▶ _Task instructions_
Repeat, without any change, the entries presented below.

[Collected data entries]
···

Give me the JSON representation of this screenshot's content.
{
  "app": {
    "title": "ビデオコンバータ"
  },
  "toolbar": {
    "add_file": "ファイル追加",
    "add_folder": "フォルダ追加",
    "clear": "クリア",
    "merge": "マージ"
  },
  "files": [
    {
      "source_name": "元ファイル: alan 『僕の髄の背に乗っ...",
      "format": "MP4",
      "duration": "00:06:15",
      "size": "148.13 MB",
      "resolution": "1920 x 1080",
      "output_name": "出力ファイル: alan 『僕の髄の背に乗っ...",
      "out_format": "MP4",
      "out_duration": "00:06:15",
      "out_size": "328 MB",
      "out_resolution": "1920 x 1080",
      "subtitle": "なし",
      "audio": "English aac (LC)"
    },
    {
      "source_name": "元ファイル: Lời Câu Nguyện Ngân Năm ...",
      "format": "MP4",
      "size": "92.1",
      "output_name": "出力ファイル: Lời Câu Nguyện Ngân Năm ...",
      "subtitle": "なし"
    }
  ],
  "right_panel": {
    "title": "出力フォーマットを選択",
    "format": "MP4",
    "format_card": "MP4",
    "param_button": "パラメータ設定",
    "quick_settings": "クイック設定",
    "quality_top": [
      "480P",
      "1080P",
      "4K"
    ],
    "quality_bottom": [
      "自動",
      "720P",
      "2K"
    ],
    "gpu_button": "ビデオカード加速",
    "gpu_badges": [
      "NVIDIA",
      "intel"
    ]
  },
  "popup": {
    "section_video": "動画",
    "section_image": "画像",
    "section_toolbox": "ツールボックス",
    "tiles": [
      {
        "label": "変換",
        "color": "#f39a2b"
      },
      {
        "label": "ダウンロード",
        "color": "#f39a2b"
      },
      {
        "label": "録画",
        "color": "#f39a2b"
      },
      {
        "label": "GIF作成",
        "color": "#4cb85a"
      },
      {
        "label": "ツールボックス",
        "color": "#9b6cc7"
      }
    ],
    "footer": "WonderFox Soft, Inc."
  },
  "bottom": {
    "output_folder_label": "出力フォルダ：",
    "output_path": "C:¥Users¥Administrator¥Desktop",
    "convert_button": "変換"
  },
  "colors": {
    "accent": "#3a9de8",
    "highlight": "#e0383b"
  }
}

···

▶ _Worked answer_
Give me the JSON representation of this screenshot's content.
{
  "app": {
    "title": "ビデオコンバータ"
  },
  "toolbar": {
    "add_file": "ファイル追加",
    "add_folder": "フォルダ追加",
    "clear": "クリア",
    "merge": "マージ"
  },
  "files": [
    {
      "source_name": "元ファイル: alan 『僕の髄の背に乗っ...",
      "format": "MP4",
      "duration": "00:06:15",
      "size": "148.13 MB",
      "resolution": "1920 x 1080",
      "output_name": "出力ファイル: alan 『僕の髄の背に乗っ...",
      "out_format": "MP4",
      "out_duration": "00:06:15",
      "out_size": "328 MB",
      "out_resolution": "1920 x 1080",
      "subtitle": "なし",
      "audio": "English aac (LC)"
    },
    {
      "source_name": "元ファイル: Lời Câu Nguyện Ngân Năm ...",
      "format": "MP4",
      "size": "92.1",
      "output_name": "出力ファイル: Lời Câu Nguyện Ngân Năm ...",
      "subtitle": "なし"
    }
  ],
  "right_panel": {
    "title": "出力フォーマットを選択",
    "format": "MP4",
    "format_card": "MP4",
    "param_button": "パラメータ設定",
    "quick_settings": "クイック設定",
    "quality_top": [
      "480P",
      "1080P",
      "4K"
    ],
    "quality_bottom": [
      "自動",
      "720P",
      "2K"
    ],
    "gpu_button": "ビデオカード加速",
    "gpu_badges": [
      "NVIDIA",
      "intel"
    ]
  },
  "popup": {
    "section_video": "動画",
    "section_image": "画像",
    "section_toolbox": "ツールボックス",
    "tiles": [
      {
        "label": "変換",
        "color": "#f39a2b"
      },
      {
        "label": "ダウンロード",
        "color": "#f39a2b"
      },
      {
        "label": "録画",
        "color": "#f39a2b"
      },
      {
        "label": "GIF作成",
        "color": "#4cb85a"
      },
      {
        "label": "ツールボックス",
        "color": "#9b6cc7"
      }
    ],
    "footer": "WonderFox Soft, Inc."
  },
  "bottom": {
    "output_folder_label": "出力フォルダ：",
    "output_path": "C:¥Users¥Administrator¥Desktop",
    "convert_button": "変換"
  },
  "colors": {
    "accent": "#3a9de8",
    "highlight": "#e0383b"
  }
}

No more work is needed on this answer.